- Given instruction
Below are some records. Pull every line that contains the word "frac".

::: Data supplied :::

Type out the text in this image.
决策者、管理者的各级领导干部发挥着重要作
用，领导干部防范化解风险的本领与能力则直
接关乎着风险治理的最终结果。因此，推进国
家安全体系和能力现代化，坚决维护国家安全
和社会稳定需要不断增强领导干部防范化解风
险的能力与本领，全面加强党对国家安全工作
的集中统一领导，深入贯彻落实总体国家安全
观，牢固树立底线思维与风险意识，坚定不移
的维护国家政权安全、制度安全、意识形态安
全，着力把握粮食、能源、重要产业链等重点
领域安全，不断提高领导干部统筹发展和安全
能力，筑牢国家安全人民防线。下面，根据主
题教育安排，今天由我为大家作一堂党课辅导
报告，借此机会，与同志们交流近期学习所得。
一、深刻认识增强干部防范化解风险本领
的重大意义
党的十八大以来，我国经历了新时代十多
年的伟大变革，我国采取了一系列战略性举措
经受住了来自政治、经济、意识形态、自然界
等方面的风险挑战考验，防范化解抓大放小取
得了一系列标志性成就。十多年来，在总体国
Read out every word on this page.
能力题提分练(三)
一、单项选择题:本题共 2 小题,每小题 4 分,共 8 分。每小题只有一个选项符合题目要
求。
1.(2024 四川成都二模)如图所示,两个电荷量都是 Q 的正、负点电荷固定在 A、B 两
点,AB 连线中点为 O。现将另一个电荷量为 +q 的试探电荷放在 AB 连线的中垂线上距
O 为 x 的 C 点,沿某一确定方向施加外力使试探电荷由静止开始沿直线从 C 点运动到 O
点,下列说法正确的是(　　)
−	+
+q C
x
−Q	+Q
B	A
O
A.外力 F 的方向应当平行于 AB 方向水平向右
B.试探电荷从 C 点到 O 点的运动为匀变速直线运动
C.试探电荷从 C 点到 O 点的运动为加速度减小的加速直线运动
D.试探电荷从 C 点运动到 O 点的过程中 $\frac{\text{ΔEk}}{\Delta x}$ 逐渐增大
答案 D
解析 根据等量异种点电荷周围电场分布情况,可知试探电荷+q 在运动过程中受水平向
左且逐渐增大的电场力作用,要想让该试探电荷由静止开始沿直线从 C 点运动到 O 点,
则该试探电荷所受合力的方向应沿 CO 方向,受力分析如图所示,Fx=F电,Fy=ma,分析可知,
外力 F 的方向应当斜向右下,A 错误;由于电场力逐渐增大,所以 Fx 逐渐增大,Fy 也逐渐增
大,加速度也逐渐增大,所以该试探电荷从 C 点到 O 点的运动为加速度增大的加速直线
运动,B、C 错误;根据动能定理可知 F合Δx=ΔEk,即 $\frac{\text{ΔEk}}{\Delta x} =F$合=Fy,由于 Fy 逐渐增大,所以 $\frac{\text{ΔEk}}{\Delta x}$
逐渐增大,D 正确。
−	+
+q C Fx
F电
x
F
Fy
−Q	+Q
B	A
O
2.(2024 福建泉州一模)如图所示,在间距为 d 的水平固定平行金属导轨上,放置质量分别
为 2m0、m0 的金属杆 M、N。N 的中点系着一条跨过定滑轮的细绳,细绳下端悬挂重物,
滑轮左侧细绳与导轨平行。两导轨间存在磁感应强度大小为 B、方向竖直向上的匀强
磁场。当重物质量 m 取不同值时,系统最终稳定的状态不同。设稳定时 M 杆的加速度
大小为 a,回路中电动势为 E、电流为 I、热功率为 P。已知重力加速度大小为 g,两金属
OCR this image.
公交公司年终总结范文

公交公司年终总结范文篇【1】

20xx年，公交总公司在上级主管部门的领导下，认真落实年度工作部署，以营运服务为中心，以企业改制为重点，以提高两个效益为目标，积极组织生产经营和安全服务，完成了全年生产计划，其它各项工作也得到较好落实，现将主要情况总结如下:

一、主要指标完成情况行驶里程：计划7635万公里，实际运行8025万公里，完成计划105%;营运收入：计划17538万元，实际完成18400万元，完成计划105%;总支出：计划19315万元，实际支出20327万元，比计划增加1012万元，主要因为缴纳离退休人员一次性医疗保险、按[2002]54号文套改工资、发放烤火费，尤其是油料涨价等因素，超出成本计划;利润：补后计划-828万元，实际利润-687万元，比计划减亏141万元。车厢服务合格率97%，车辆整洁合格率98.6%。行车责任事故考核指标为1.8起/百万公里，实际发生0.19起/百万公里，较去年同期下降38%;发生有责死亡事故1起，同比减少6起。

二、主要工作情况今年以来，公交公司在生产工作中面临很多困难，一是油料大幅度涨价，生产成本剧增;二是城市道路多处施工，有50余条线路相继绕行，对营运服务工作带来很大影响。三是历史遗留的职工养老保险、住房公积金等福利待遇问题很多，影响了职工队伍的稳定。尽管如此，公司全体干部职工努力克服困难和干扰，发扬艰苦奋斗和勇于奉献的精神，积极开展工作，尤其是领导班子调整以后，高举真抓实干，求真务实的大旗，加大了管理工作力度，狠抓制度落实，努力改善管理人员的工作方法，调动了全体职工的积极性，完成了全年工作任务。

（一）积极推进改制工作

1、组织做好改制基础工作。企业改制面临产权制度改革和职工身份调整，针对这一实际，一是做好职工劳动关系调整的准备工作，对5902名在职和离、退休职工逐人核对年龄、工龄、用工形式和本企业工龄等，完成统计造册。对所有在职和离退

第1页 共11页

:::

- Written solution
D.试探电荷从 C 点运动到 O 点的过程中 $\frac{\text{ΔEk}}{\Delta x}$ 逐渐增大
运动,B、C 错误;根据动能定理可知 F合Δx=ΔEk,即 $\frac{\text{ΔEk}}{\Delta x} =F$合=Fy,由于 Fy 逐渐增大,所以 $\frac{\text{ΔEk}}{\Delta x}$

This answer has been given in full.